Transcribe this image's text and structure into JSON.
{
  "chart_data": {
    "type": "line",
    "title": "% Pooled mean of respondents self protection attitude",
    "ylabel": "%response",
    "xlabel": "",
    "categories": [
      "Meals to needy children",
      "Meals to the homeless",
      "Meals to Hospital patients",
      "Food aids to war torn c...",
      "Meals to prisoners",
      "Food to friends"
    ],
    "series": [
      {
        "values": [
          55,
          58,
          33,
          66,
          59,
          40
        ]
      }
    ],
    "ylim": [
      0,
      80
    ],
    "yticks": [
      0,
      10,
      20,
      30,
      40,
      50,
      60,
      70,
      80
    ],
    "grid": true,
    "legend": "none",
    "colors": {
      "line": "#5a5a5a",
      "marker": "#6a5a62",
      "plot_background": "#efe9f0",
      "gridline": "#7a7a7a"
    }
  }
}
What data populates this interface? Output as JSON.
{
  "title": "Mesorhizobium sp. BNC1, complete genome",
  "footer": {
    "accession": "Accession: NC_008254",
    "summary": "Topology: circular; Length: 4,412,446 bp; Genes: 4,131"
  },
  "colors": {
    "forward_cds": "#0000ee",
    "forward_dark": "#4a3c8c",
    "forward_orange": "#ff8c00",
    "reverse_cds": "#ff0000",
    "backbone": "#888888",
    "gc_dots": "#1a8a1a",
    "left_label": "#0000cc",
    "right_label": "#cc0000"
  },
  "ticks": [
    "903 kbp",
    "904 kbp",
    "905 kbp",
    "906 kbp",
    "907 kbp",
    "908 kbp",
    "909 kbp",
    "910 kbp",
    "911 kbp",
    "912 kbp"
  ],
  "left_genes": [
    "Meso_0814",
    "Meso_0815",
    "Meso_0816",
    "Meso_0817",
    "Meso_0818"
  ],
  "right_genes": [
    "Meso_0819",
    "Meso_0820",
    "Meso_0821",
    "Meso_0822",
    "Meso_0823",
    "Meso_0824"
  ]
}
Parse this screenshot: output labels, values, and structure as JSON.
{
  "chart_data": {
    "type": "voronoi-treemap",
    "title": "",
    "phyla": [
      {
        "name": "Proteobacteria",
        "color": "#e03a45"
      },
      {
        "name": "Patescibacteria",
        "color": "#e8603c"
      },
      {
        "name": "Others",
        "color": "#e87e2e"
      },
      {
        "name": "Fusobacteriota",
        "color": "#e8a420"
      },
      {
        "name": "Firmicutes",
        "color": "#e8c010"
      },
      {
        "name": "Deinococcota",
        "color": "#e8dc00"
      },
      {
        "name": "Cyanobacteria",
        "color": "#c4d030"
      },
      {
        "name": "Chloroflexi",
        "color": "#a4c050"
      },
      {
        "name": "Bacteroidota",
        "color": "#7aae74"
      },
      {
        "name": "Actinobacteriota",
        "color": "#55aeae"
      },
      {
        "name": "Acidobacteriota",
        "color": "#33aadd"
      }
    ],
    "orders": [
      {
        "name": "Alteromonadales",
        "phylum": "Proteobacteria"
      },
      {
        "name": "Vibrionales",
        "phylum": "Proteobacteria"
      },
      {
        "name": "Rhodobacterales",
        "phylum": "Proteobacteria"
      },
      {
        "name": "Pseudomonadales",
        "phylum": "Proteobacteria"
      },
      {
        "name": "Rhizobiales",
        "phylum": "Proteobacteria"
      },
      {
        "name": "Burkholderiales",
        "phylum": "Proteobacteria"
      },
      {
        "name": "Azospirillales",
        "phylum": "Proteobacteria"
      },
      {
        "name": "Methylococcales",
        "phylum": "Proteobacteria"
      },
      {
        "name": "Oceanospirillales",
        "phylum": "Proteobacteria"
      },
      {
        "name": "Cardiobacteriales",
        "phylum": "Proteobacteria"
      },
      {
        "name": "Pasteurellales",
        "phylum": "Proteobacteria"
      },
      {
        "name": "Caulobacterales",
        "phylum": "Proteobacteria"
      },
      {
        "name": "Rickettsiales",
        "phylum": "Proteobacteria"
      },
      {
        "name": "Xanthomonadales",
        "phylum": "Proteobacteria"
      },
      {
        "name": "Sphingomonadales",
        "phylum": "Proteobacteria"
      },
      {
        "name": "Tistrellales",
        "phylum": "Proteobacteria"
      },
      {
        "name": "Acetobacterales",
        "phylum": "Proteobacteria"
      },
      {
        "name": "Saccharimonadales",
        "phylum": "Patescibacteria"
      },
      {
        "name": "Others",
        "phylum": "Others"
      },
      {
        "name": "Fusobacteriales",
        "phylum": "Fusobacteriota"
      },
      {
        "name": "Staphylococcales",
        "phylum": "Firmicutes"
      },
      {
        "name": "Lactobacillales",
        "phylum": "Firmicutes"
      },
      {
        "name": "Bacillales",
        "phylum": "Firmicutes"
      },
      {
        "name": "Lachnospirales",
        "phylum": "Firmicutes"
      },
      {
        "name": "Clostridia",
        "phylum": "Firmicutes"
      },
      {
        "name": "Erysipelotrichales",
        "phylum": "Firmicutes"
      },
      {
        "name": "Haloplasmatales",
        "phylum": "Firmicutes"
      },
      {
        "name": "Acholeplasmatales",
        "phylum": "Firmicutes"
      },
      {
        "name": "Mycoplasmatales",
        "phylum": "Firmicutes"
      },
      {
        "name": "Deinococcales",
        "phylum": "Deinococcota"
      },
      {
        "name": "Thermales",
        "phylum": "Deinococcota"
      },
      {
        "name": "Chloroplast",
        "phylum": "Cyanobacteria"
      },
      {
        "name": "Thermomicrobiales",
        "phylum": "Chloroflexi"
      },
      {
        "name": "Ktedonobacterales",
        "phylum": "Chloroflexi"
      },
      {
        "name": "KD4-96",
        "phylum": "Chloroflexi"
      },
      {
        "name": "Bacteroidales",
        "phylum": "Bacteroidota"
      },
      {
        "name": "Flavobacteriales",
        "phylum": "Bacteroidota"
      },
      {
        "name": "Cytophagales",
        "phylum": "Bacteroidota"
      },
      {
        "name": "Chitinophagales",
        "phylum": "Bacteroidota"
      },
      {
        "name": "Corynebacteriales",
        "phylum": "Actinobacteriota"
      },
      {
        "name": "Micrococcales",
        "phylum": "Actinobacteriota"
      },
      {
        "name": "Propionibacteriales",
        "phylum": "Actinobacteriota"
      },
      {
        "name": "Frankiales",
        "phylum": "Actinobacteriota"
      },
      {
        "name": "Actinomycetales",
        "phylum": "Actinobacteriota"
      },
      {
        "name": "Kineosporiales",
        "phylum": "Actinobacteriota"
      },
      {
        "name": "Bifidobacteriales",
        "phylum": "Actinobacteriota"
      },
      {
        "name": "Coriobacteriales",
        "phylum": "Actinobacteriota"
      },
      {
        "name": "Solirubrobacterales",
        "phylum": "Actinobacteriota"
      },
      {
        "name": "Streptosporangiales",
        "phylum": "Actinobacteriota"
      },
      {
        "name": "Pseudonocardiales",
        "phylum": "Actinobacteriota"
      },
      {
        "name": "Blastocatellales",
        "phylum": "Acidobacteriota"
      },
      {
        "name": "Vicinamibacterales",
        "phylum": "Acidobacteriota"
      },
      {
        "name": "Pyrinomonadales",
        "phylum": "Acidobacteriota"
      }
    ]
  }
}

────

-- How to complete this task --
All records shown above are to be reproduced without any alteration.

-- Solution to this problem --
Transcribe this image's text and structure into JSON.
{
  "chart_data": {
    "type": "line",
    "title": "% Pooled mean of respondents self protection attitude",
    "ylabel": "%response",
    "xlabel": "",
    "categories": [
      "Meals to needy children",
      "Meals to the homeless",
      "Meals to Hospital patients",
      "Food aids to war torn c...",
      "Meals to prisoners",
      "Food to friends"
    ],
    "series": [
      {
        "values": [
          55,
          58,
          33,
          66,
          59,
          40
        ]
      }
    ],
    "ylim": [
      0,
      80
    ],
    "yticks": [
      0,
      10,
      20,
      30,
      40,
      50,
      60,
      70,
      80
    ],
    "grid": true,
    "legend": "none",
    "colors": {
      "line": "#5a5a5a",
      "marker": "#6a5a62",
      "plot_background": "#efe9f0",
      "gridline": "#7a7a7a"
    }
  }
}
What data populates this interface? Output as JSON.
{
  "title": "Mesorhizobium sp. BNC1, complete genome",
  "footer": {
    "accession": "Accession: NC_008254",
    "summary": "Topology: circular; Length: 4,412,446 bp; Genes: 4,131"
  },
  "colors": {
    "forward_cds": "#0000ee",
    "forward_dark": "#4a3c8c",
    "forward_orange": "#ff8c00",
    "reverse_cds": "#ff0000",
    "backbone": "#888888",
    "gc_dots": "#1a8a1a",
    "left_label": "#0000cc",
    "right_label": "#cc0000"
  },
  "ticks": [
    "903 kbp",
    "904 kbp",
    "905 kbp",
    "906 kbp",
    "907 kbp",
    "908 kbp",
    "909 kbp",
    "910 kbp",
    "911 kbp",
    "912 kbp"
  ],
  "left_genes": [
    "Meso_0814",
    "Meso_0815",
    "Meso_0816",
    "Meso_0817",
    "Meso_0818"
  ],
  "right_genes": [
    "Meso_0819",
    "Meso_0820",
    "Meso_0821",
    "Meso_0822",
    "Meso_0823",
    "Meso_0824"
  ]
}
Parse this screenshot: output labels, values, and structure as JSON.
{
  "chart_data": {
    "type": "voronoi-treemap",
    "title": "",
    "phyla": [
      {
        "name": "Proteobacteria",
        "color": "#e03a45"
      },
      {
        "name": "Patescibacteria",
        "color": "#e8603c"
      },
      {
        "name": "Others",
        "color": "#e87e2e"
      },
      {
        "name": "Fusobacteriota",
        "color": "#e8a420"
      },
      {
        "name": "Firmicutes",
        "color": "#e8c010"
      },
      {
        "name": "Deinococcota",
        "color": "#e8dc00"
      },
      {
        "name": "Cyanobacteria",
        "color": "#c4d030"
      },
      {
        "name": "Chloroflexi",
        "color": "#a4c050"
      },
      {
        "name": "Bacteroidota",
        "color": "#7aae74"
      },
      {
        "name": "Actinobacteriota",
        "color": "#55aeae"
      },
      {
        "name": "Acidobacteriota",
        "color": "#33aadd"
      }
    ],
    "orders": [
      {
        "name": "Alteromonadales",
        "phylum": "Proteobacteria"
      },
      {
        "name": "Vibrionales",
        "phylum": "Proteobacteria"
      },
      {
        "name": "Rhodobacterales",
        "phylum": "Proteobacteria"
      },
      {
        "name": "Pseudomonadales",
        "phylum": "Proteobacteria"
      },
      {
        "name": "Rhizobiales",
        "phylum": "Proteobacteria"
      },
      {
        "name": "Burkholderiales",
        "phylum": "Proteobacteria"
      },
      {
        "name": "Azospirillales",
        "phylum": "Proteobacteria"
      },
      {
        "name": "Methylococcales",
        "phylum": "Proteobacteria"
      },
      {
        "name": "Oceanospirillales",
        "phylum": "Proteobacteria"
      },
      {
        "name": "Cardiobacteriales",
        "phylum": "Proteobacteria"
      },
      {
        "name": "Pasteurellales",
        "phylum": "Proteobacteria"
      },
      {
        "name": "Caulobacterales",
        "phylum": "Proteobacteria"
      },
      {
        "name": "Rickettsiales",
        "phylum": "Proteobacteria"
      },
      {
        "name": "Xanthomonadales",
        "phylum": "Proteobacteria"
      },
      {
        "name": "Sphingomonadales",
        "phylum": "Proteobacteria"
      },
      {
        "name": "Tistrellales",
        "phylum": "Proteobacteria"
      },
      {
        "name": "Acetobacterales",
        "phylum": "Proteobacteria"
      },
      {
        "name": "Saccharimonadales",
        "phylum": "Patescibacteria"
      },
      {
        "name": "Others",
        "phylum": "Others"
      },
      {
        "name": "Fusobacteriales",
        "phylum": "Fusobacteriota"
      },
      {
        "name": "Staphylococcales",
        "phylum": "Firmicutes"
      },
      {
        "name": "Lactobacillales",
        "phylum": "Firmicutes"
      },
      {
        "name": "Bacillales",
        "phylum": "Firmicutes"
      },
      {
        "name": "Lachnospirales",
        "phylum": "Firmicutes"
      },
      {
        "name": "Clostridia",
        "phylum": "Firmicutes"
      },
      {
        "name": "Erysipelotrichales",
        "phylum": "Firmicutes"
      },
      {
        "name": "Haloplasmatales",
        "phylum": "Firmicutes"
      },
      {
        "name": "Acholeplasmatales",
        "phylum": "Firmicutes"
      },
      {
        "name": "Mycoplasmatales",
        "phylum": "Firmicutes"
      },
      {
        "name": "Deinococcales",
        "phylum": "Deinococcota"
      },
      {
        "name": "Thermales",
        "phylum": "Deinococcota"
      },
      {
        "name": "Chloroplast",
        "phylum": "Cyanobacteria"
      },
      {
        "name": "Thermomicrobiales",
        "phylum": "Chloroflexi"
      },
      {
        "name": "Ktedonobacterales",
        "phylum": "Chloroflexi"
      },
      {
        "name": "KD4-96",
        "phylum": "Chloroflexi"
      },
      {
        "name": "Bacteroidales",
        "phylum": "Bacteroidota"
      },
      {
        "name": "Flavobacteriales",
        "phylum": "Bacteroidota"
      },
      {
        "name": "Cytophagales",
        "phylum": "Bacteroidota"
      },
      {
        "name": "Chitinophagales",
        "phylum": "Bacteroidota"
      },
      {
        "name": "Corynebacteriales",
        "phylum": "Actinobacteriota"
      },
      {
        "name": "Micrococcales",
        "phylum": "Actinobacteriota"
      },
      {
        "name": "Propionibacteriales",
        "phylum": "Actinobacteriota"
      },
      {
        "name": "Frankiales",
        "phylum": "Actinobacteriota"
      },
      {
        "name": "Actinomycetales",
        "phylum": "Actinobacteriota"
      },
      {
        "name": "Kineosporiales",
        "phylum": "Actinobacteriota"
      },
      {
        "name": "Bifidobacteriales",
        "phylum": "Actinobacteriota"
      },
      {
        "name": "Coriobacteriales",
        "phylum": "Actinobacteriota"
      },
      {
        "name": "Solirubrobacterales",
        "phylum": "Actinobacteriota"
      },
      {
        "name": "Streptosporangiales",
        "phylum": "Actinobacteriota"
      },
      {
        "name": "Pseudonocardiales",
        "phylum": "Actinobacteriota"
      },
      {
        "name": "Blastocatellales",
        "phylum": "Acidobacteriota"
      },
      {
        "name": "Vicinamibacterales",
        "phylum": "Acidobacteriota"
      },
      {
        "name": "Pyrinomonadales",
        "phylum": "Acidobacteriota"
      }
    ]
  }
}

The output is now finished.